Set problem> Reproduce every line of the material below, but drop the pictures.

Entries>

— BEGIN —

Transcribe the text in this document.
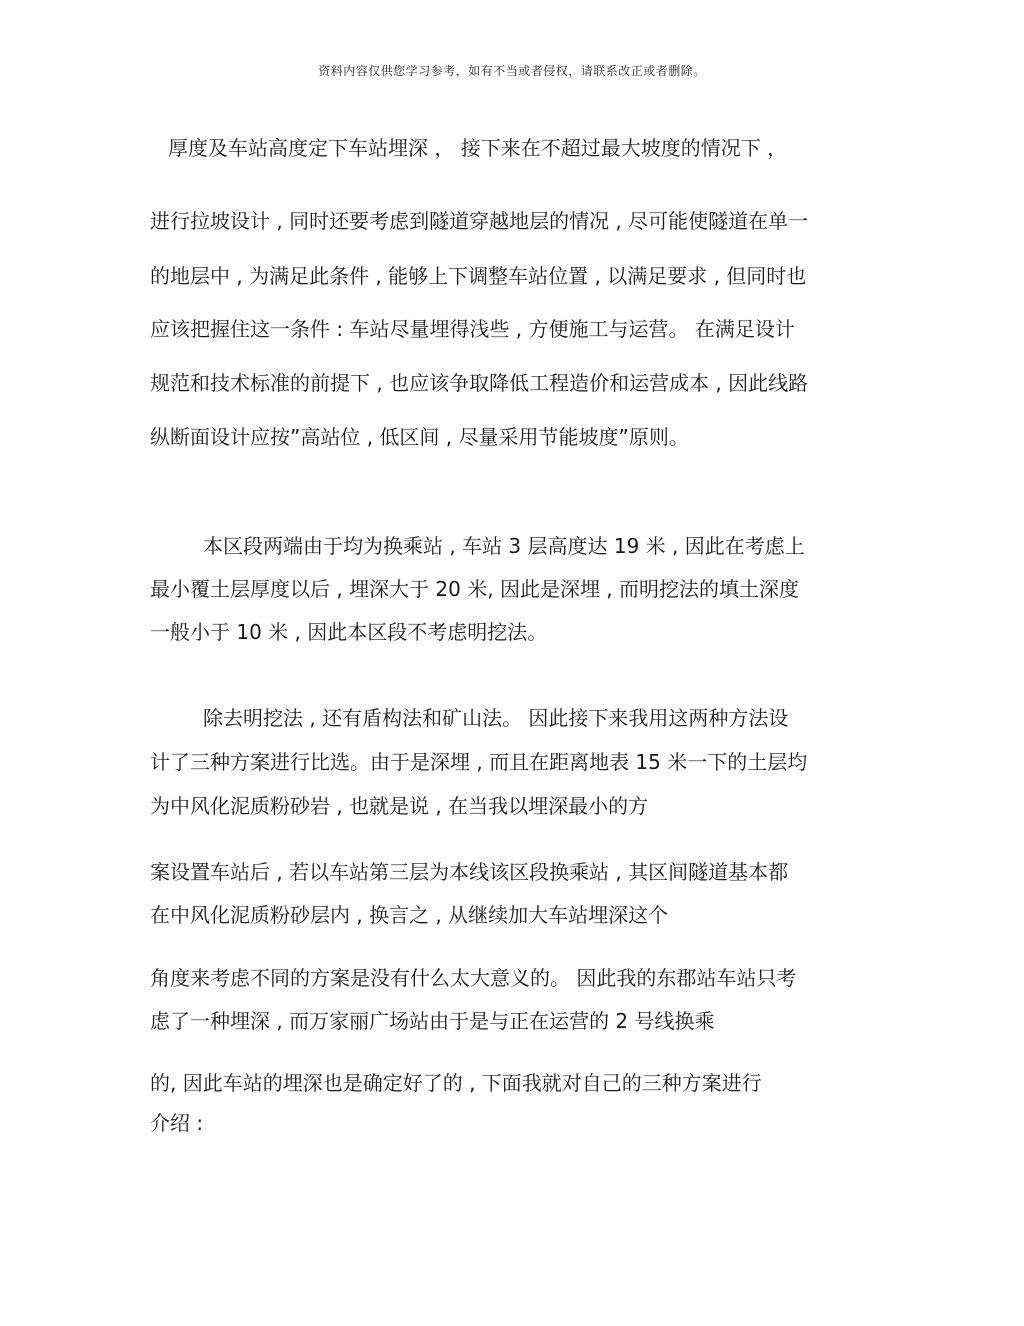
资料内容仅供您学习参考，如有不当或者侵权，请联系改正或者删除。
厚度及车站高度定下车站埋深 ， 接下来在不超过最大坡度的情况下 ，
进行拉坡设计 , 同时还要考虑到隧道穿越地层的情况 , 尽可能使隧道在单一
的地层中 , 为满足此条件 , 能够上下调整车站位置 , 以满足要求 , 但同时也
应该把握住这一条件 : 车站尽量埋得浅些 , 方便施工与运营。 在满足设计
规范和技术标准的前提下 , 也应该争取降低工程造价和运营成本 , 因此线路
纵断面设计应按”高站位 , 低区间 , 尽量采用节能坡度”原则。
本区段两端由于均为换乘站 , 车站 3 层高度达 19 米 , 因此在考虑上
最小覆土层厚度以后 , 埋深大于 20 米, 因此是深埋 , 而明挖法的填土深度
一般小于 10 米 , 因此本区段不考虑明挖法。
除去明挖法 , 还有盾构法和矿山法。 因此接下来我用这两种方法设
计了三种方案进行比选。由于是深埋 , 而且在距离地表 15 米一下的土层均
为中风化泥质粉砂岩 , 也就是说 , 在当我以埋深最小的方
案设置车站后 , 若以车站第三层为本线该区段换乘站 , 其区间隧道基本都
在中风化泥质粉砂层内 , 换言之 , 从继续加大车站埋深这个
角度来考虑不同的方案是没有什么太大意义的。 因此我的东郡站车站只考
虑了一种埋深 , 而万家丽广场站由于是与正在运营的 2 号线换乘
的, 因此车站的埋深也是确定好了的 , 下面我就对自己的三种方案进行
介绍 :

— END —

Solved exercise>
Transcribe the text in this document.
资料内容仅供您学习参考，如有不当或者侵权，请联系改正或者删除。
厚度及车站高度定下车站埋深 ， 接下来在不超过最大坡度的情况下 ，
进行拉坡设计 , 同时还要考虑到隧道穿越地层的情况 , 尽可能使隧道在单一
的地层中 , 为满足此条件 , 能够上下调整车站位置 , 以满足要求 , 但同时也
应该把握住这一条件 : 车站尽量埋得浅些 , 方便施工与运营。 在满足设计
规范和技术标准的前提下 , 也应该争取降低工程造价和运营成本 , 因此线路
纵断面设计应按”高站位 , 低区间 , 尽量采用节能坡度”原则。
本区段两端由于均为换乘站 , 车站 3 层高度达 19 米 , 因此在考虑上
最小覆土层厚度以后 , 埋深大于 20 米, 因此是深埋 , 而明挖法的填土深度
一般小于 10 米 , 因此本区段不考虑明挖法。
除去明挖法 , 还有盾构法和矿山法。 因此接下来我用这两种方法设
计了三种方案进行比选。由于是深埋 , 而且在距离地表 15 米一下的土层均
为中风化泥质粉砂岩 , 也就是说 , 在当我以埋深最小的方
案设置车站后 , 若以车站第三层为本线该区段换乘站 , 其区间隧道基本都
在中风化泥质粉砂层内 , 换言之 , 从继续加大车站埋深这个
角度来考虑不同的方案是没有什么太大意义的。 因此我的东郡站车站只考
虑了一种埋深 , 而万家丽广场站由于是与正在运营的 2 号线换乘
的, 因此车站的埋深也是确定好了的 , 下面我就对自己的三种方案进行
介绍 :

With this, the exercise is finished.